WHAT NEEDS TO BE DONE: The exercise asks you to copy every line below in which "JSON" appears.

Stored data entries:
----
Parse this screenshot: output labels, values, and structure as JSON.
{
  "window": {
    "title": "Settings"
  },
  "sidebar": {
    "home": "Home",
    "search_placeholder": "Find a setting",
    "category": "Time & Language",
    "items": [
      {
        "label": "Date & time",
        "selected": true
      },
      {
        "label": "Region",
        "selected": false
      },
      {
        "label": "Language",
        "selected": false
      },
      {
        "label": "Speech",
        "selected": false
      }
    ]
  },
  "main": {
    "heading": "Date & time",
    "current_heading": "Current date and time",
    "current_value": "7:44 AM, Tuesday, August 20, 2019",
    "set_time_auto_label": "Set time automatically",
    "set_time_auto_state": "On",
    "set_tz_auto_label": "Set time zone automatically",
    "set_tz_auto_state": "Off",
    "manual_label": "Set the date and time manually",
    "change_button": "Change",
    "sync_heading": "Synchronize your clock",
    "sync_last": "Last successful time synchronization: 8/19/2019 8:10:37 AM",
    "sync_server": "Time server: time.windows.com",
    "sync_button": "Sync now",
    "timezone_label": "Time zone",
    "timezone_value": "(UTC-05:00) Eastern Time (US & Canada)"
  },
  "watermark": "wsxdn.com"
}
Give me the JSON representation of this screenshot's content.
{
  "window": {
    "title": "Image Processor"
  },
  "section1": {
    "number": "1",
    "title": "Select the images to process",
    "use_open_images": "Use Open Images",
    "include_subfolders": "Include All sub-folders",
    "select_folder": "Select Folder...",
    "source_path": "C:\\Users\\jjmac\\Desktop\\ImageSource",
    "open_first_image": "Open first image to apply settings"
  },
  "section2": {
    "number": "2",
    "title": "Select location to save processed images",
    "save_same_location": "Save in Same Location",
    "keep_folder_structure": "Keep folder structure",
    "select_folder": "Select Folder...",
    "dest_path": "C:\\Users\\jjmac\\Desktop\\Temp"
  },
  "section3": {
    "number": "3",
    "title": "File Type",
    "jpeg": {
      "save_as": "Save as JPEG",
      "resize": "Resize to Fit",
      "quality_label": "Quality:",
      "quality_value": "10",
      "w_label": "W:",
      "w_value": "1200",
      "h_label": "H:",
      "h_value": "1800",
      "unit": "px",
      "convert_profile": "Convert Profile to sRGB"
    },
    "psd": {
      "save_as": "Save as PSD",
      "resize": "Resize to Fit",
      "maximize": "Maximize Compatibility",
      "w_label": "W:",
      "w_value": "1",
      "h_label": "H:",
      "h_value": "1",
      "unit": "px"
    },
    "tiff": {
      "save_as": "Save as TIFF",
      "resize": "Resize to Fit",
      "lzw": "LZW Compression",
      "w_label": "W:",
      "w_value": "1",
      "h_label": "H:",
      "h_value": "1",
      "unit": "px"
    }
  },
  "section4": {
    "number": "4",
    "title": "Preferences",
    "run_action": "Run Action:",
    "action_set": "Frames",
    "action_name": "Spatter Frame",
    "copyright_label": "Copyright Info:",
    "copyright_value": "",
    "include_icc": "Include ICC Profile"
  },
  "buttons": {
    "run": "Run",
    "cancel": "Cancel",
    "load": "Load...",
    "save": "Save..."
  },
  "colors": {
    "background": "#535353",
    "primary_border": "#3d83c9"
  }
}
----
EXERCISE SOLUTION:
Parse this screenshot: output labels, values, and structure as JSON.
Give me the JSON representation of this screenshot's content.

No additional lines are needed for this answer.